-- START MATERIAL --

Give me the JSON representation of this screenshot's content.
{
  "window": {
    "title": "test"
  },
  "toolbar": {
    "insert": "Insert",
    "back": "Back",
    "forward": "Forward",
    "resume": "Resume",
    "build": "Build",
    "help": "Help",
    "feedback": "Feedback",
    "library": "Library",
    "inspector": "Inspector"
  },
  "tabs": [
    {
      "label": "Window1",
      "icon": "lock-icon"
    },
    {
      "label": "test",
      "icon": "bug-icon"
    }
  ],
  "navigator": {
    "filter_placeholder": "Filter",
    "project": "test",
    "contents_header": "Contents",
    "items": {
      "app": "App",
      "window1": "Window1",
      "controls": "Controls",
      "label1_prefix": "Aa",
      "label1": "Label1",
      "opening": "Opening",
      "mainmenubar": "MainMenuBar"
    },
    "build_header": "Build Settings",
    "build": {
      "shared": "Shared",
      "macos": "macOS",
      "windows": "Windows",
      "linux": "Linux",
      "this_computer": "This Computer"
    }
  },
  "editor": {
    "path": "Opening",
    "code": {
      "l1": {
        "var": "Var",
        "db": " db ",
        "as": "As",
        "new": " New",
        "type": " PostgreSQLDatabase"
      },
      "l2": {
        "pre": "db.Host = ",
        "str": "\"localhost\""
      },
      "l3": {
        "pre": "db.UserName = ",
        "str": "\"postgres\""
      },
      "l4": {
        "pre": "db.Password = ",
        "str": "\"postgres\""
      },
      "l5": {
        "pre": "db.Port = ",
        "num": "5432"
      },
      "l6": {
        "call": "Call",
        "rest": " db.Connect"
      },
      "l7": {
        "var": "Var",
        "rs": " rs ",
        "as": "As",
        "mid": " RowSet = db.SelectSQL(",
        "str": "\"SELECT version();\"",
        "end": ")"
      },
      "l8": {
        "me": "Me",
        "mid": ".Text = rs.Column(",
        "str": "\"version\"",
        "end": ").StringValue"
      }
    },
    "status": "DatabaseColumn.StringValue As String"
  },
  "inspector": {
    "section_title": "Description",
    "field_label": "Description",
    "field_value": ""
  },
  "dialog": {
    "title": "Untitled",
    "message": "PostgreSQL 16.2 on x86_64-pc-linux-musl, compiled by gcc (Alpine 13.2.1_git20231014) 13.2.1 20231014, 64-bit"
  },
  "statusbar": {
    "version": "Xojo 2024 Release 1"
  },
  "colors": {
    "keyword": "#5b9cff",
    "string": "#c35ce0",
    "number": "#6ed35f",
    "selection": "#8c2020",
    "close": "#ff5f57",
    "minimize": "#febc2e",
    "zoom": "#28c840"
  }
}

-- END MATERIAL --

* [TO DO]
Copy out all of the data exactly, leaving nothing out.

* [COMPLETE OUTPUT]
Give me the JSON representation of this screenshot's content.
{
  "window": {
    "title": "test"
  },
  "toolbar": {
    "insert": "Insert",
    "back": "Back",
    "forward": "Forward",
    "resume": "Resume",
    "build": "Build",
    "help": "Help",
    "feedback": "Feedback",
    "library": "Library",
    "inspector": "Inspector"
  },
  "tabs": [
    {
      "label": "Window1",
      "icon": "lock-icon"
    },
    {
      "label": "test",
      "icon": "bug-icon"
    }
  ],
  "navigator": {
    "filter_placeholder": "Filter",
    "project": "test",
    "contents_header": "Contents",
    "items": {
      "app": "App",
      "window1": "Window1",
      "controls": "Controls",
      "label1_prefix": "Aa",
      "label1": "Label1",
      "opening": "Opening",
      "mainmenubar": "MainMenuBar"
    },
    "build_header": "Build Settings",
    "build": {
      "shared": "Shared",
      "macos": "macOS",
      "windows": "Windows",
      "linux": "Linux",
      "this_computer": "This Computer"
    }
  },
  "editor": {
    "path": "Opening",
    "code": {
      "l1": {
        "var": "Var",
        "db": " db ",
        "as": "As",
        "new": " New",
        "type": " PostgreSQLDatabase"
      },
      "l2": {
        "pre": "db.Host = ",
        "str": "\"localhost\""
      },
      "l3": {
        "pre": "db.UserName = ",
        "str": "\"postgres\""
      },
      "l4": {
        "pre": "db.Password = ",
        "str": "\"postgres\""
      },
      "l5": {
        "pre": "db.Port = ",
        "num": "5432"
      },
      "l6": {
        "call": "Call",
        "rest": " db.Connect"
      },
      "l7": {
        "var": "Var",
        "rs": " rs ",
        "as": "As",
        "mid": " RowSet = db.SelectSQL(",
        "str": "\"SELECT version();\"",
        "end": ")"
      },
      "l8": {
        "me": "Me",
        "mid": ".Text = rs.Column(",
        "str": "\"version\"",
        "end": ").StringValue"
      }
    },
    "status": "DatabaseColumn.StringValue As String"
  },
  "inspector": {
    "section_title": "Description",
    "field_label": "Description",
    "field_value": ""
  },
  "dialog": {
    "title": "Untitled",
    "message": "PostgreSQL 16.2 on x86_64-pc-linux-musl, compiled by gcc (Alpine 13.2.1_git20231014) 13.2.1 20231014, 64-bit"
  },
  "statusbar": {
    "version": "Xojo 2024 Release 1"
  },
  "colors": {
    "keyword": "#5b9cff",
    "string": "#c35ce0",
    "number": "#6ed35f",
    "selection": "#8c2020",
    "close": "#ff5f57",
    "minimize": "#febc2e",
    "zoom": "#28c840"
  }
}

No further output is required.